* begin ENTRIES SUPPLIED *

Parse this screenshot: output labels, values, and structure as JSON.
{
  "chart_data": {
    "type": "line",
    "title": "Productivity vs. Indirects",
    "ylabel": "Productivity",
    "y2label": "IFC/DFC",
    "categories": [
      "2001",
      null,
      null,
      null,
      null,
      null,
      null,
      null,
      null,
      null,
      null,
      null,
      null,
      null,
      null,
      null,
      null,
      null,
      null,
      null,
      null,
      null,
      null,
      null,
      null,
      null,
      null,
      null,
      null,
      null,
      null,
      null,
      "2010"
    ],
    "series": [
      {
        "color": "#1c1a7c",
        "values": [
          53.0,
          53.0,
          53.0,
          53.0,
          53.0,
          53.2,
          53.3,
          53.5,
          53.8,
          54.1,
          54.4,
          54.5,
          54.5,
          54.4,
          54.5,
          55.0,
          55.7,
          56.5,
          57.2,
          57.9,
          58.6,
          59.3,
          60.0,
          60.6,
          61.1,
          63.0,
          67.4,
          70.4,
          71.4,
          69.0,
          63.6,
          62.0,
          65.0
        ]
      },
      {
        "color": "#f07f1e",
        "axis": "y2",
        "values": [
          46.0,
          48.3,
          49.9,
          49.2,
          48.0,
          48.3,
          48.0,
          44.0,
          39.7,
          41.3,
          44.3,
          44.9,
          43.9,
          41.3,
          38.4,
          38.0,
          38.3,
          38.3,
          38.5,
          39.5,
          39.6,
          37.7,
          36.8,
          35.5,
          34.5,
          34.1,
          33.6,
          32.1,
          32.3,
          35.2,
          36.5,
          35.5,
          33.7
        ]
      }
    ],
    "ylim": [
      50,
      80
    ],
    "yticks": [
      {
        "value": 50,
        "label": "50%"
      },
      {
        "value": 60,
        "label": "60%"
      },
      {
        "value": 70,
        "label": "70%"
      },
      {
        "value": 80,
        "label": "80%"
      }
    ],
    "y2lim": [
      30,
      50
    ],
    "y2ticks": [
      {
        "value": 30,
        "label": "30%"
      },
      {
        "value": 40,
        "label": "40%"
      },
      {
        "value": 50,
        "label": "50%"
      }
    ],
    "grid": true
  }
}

* end ENTRIES SUPPLIED *

--- THE EXERCISE ---
Locate the lines above that hold the word "Productivity". Show every one of them.

--- TASK OUTPUT ---
    "title": "Productivity vs. Indirects",
    "ylabel": "Productivity",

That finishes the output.